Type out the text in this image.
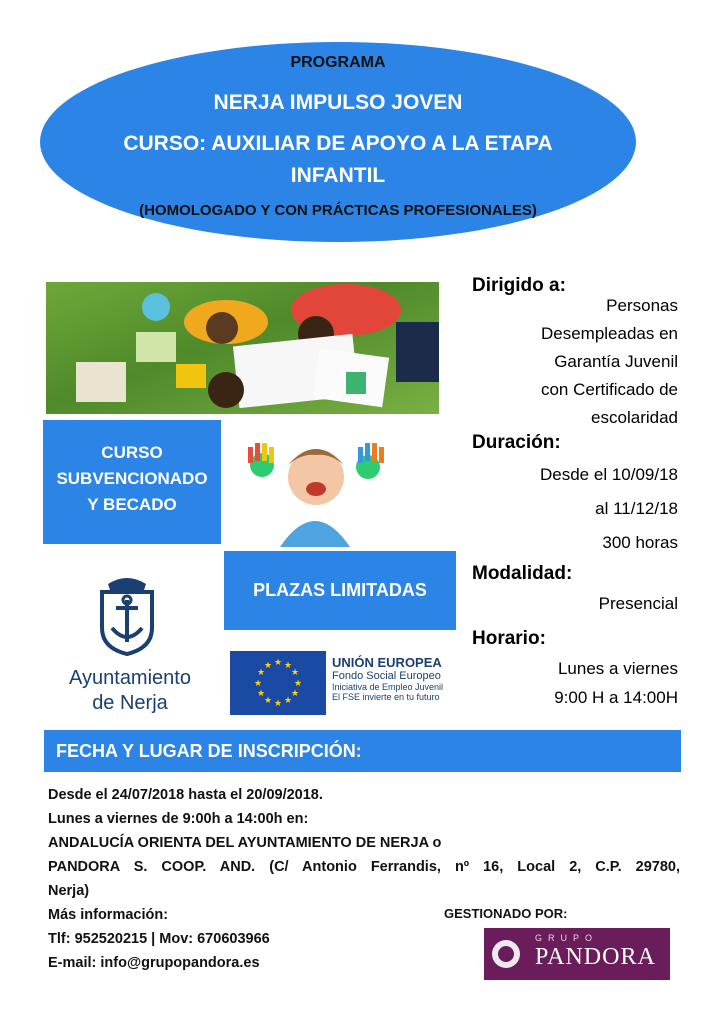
PROGRAMA
NERJA IMPULSO JOVEN
CURSO: AUXILIAR DE APOYO A LA ETAPA
INFANTIL
(HOMOLOGADO Y CON PRÁCTICAS PROFESIONALES)
CURSO
SUBVENCIONADO
Y BECADO
PLAZAS LIMITADAS
Dirigido a:
Personas
Desempleadas en
Garantía Juvenil
con Certificado de
escolaridad
Duración:
Desde el 10/09/18
al 11/12/18
300 horas
Modalidad:
Presencial
Horario:
Lunes a viernes
9:00 H a 14:00H
Ayuntamiento
de Nerja
★ ★
★
★
★
★
★
★
★
★
★
★	UNIÓN EUROPEA
Fondo Social Europeo
Iniciativa de Empleo Juvenil
El FSE invierte en tu futuro
FECHA Y LUGAR DE INSCRIPCIÓN:
Desde el 24/07/2018 hasta el 20/09/2018.
Lunes a viernes de 9:00h a 14:00h en:
ANDALUCÍA ORIENTA DEL AYUNTAMIENTO DE NERJA o
PANDORA S. COOP. AND. (C/ Antonio Ferrandis, nº 16, Local 2, C.P. 29780,
Nerja)
Más información:
Tlf: 952520215 | Mov: 670603966
E-mail: info@grupopandora.es
GESTIONADO POR:
GRUPO
PANDORA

************

Reproduce the records verbatim, omitting all images they contain.

Type out the text in this image.
PROGRAMA
NERJA IMPULSO JOVEN
CURSO: AUXILIAR DE APOYO A LA ETAPA
INFANTIL
(HOMOLOGADO Y CON PRÁCTICAS PROFESIONALES)
CURSO
SUBVENCIONADO
Y BECADO
PLAZAS LIMITADAS
Dirigido a:
Personas
Desempleadas en
Garantía Juvenil
con Certificado de
escolaridad
Duración:
Desde el 10/09/18
al 11/12/18
300 horas
Modalidad:
Presencial
Horario:
Lunes a viernes
9:00 H a 14:00H
Ayuntamiento
de Nerja
★ ★
★
★
★
★
★
★
★
★
★
★	UNIÓN EUROPEA
Fondo Social Europeo
Iniciativa de Empleo Juvenil
El FSE invierte en tu futuro
FECHA Y LUGAR DE INSCRIPCIÓN:
Desde el 24/07/2018 hasta el 20/09/2018.
Lunes a viernes de 9:00h a 14:00h en:
ANDALUCÍA ORIENTA DEL AYUNTAMIENTO DE NERJA o
PANDORA S. COOP. AND. (C/ Antonio Ferrandis, nº 16, Local 2, C.P. 29780,
Nerja)
Más información:
Tlf: 952520215 | Mov: 670603966
E-mail: info@grupopandora.es
GESTIONADO POR:
GRUPO
PANDORA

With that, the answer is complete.